— START OF Entries —

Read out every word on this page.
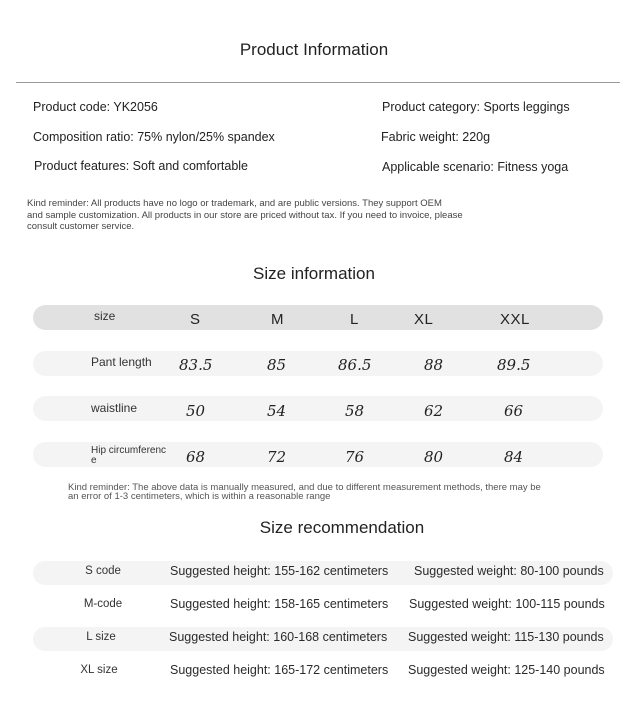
Product Information
Product code: YK2056	Product category: Sports leggings
Composition ratio: 75% nylon/25% spandex	Fabric weight: 220g
Product features: Soft and comfortable	Applicable scenario: Fitness yoga
Kind reminder: All products have no logo or trademark, and are public versions. They support OEM
and sample customization. All products in our store are priced without tax. If you need to invoice, please
consult customer service.
Size information
size	S	M	L	XL	XXL
Pant length 83.5	85	86.5	88	89.5
waistline	50	54	58	62	66
Hip circumferenc
e	68	72	76	80	84
Kind reminder: The above data is manually measured, and due to different measurement methods, there may be
an error of 1-3 centimeters, which is within a reasonable range
Size recommendation
S code	Suggested height: 155-162 centimeters Suggested weight: 80-100 pounds
M-code	Suggested height: 158-165 centimeters Suggested weight: 100-115 pounds
L size	Suggested height: 160-168 centimeters Suggested weight: 115-130 pounds
XL size	Suggested height: 165-172 centimeters Suggested weight: 125-140 pounds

— END OF Entries —

Identify each line in the records above that contains the word "reminder", and copy it out in full.

Kind reminder: All products have no logo or trademark, and are public versions. They support OEM
Kind reminder: The above data is manually measured, and due to different measurement methods, there may be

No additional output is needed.